### [RECORDS SHOWN]
##########
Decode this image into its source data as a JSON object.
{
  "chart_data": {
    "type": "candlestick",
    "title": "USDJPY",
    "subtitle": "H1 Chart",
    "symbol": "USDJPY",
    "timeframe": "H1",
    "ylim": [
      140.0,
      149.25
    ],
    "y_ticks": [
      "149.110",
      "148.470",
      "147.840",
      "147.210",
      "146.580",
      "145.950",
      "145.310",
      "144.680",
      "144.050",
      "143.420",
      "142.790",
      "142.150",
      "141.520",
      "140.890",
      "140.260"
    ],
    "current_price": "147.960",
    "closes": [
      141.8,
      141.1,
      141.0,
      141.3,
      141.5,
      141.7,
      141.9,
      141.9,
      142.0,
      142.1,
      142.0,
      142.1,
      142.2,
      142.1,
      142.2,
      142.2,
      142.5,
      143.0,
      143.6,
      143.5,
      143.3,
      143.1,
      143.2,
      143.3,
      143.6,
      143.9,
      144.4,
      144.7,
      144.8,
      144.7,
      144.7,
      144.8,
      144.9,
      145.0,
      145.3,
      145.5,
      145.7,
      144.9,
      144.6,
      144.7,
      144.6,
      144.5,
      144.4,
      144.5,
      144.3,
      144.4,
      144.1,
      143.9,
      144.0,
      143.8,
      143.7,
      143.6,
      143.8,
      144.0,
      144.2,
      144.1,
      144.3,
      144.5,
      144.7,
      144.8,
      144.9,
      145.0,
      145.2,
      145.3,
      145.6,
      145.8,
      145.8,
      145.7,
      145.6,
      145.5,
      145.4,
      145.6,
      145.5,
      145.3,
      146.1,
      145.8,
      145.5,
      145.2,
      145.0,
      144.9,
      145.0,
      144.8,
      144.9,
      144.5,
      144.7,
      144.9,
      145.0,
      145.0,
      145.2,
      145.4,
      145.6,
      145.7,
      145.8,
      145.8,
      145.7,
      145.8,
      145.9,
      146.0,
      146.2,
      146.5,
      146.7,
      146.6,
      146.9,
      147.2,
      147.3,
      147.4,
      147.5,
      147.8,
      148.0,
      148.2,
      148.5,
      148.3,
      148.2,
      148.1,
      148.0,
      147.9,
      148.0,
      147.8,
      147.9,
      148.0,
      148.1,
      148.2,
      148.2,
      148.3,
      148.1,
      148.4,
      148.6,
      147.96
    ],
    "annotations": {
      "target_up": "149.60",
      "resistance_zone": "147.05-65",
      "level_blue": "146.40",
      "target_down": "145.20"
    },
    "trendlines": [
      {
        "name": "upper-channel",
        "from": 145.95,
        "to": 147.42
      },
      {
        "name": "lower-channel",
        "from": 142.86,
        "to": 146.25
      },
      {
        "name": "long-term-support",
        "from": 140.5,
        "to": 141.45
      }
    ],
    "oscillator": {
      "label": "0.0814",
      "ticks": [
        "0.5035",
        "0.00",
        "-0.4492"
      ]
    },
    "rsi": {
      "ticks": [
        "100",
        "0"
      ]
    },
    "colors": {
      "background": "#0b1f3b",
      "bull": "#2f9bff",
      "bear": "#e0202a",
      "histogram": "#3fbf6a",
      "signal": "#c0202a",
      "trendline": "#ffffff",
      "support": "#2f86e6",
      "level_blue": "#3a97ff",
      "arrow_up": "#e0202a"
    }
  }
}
##########
### [GOAL OF THE EXERCISE]
Every entry should be output exactly as written, please.

### [SOLUTION TO THIS TASK]
Decode this image into its source data as a JSON object.
{
  "chart_data": {
    "type": "candlestick",
    "title": "USDJPY",
    "subtitle": "H1 Chart",
    "symbol": "USDJPY",
    "timeframe": "H1",
    "ylim": [
      140.0,
      149.25
    ],
    "y_ticks": [
      "149.110",
      "148.470",
      "147.840",
      "147.210",
      "146.580",
      "145.950",
      "145.310",
      "144.680",
      "144.050",
      "143.420",
      "142.790",
      "142.150",
      "141.520",
      "140.890",
      "140.260"
    ],
    "current_price": "147.960",
    "closes": [
      141.8,
      141.1,
      141.0,
      141.3,
      141.5,
      141.7,
      141.9,
      141.9,
      142.0,
      142.1,
      142.0,
      142.1,
      142.2,
      142.1,
      142.2,
      142.2,
      142.5,
      143.0,
      143.6,
      143.5,
      143.3,
      143.1,
      143.2,
      143.3,
      143.6,
      143.9,
      144.4,
      144.7,
      144.8,
      144.7,
      144.7,
      144.8,
      144.9,
      145.0,
      145.3,
      145.5,
      145.7,
      144.9,
      144.6,
      144.7,
      144.6,
      144.5,
      144.4,
      144.5,
      144.3,
      144.4,
      144.1,
      143.9,
      144.0,
      143.8,
      143.7,
      143.6,
      143.8,
      144.0,
      144.2,
      144.1,
      144.3,
      144.5,
      144.7,
      144.8,
      144.9,
      145.0,
      145.2,
      145.3,
      145.6,
      145.8,
      145.8,
      145.7,
      145.6,
      145.5,
      145.4,
      145.6,
      145.5,
      145.3,
      146.1,
      145.8,
      145.5,
      145.2,
      145.0,
      144.9,
      145.0,
      144.8,
      144.9,
      144.5,
      144.7,
      144.9,
      145.0,
      145.0,
      145.2,
      145.4,
      145.6,
      145.7,
      145.8,
      145.8,
      145.7,
      145.8,
      145.9,
      146.0,
      146.2,
      146.5,
      146.7,
      146.6,
      146.9,
      147.2,
      147.3,
      147.4,
      147.5,
      147.8,
      148.0,
      148.2,
      148.5,
      148.3,
      148.2,
      148.1,
      148.0,
      147.9,
      148.0,
      147.8,
      147.9,
      148.0,
      148.1,
      148.2,
      148.2,
      148.3,
      148.1,
      148.4,
      148.6,
      147.96
    ],
    "annotations": {
      "target_up": "149.60",
      "resistance_zone": "147.05-65",
      "level_blue": "146.40",
      "target_down": "145.20"
    },
    "trendlines": [
      {
        "name": "upper-channel",
        "from": 145.95,
        "to": 147.42
      },
      {
        "name": "lower-channel",
        "from": 142.86,
        "to": 146.25
      },
      {
        "name": "long-term-support",
        "from": 140.5,
        "to": 141.45
      }
    ],
    "oscillator": {
      "label": "0.0814",
      "ticks": [
        "0.5035",
        "0.00",
        "-0.4492"
      ]
    },
    "rsi": {
      "ticks": [
        "100",
        "0"
      ]
    },
    "colors": {
      "background": "#0b1f3b",
      "bull": "#2f9bff",
      "bear": "#e0202a",
      "histogram": "#3fbf6a",
      "signal": "#c0202a",
      "trendline": "#ffffff",
      "support": "#2f86e6",
      "level_blue": "#3a97ff",
      "arrow_up": "#e0202a"
    }
  }
}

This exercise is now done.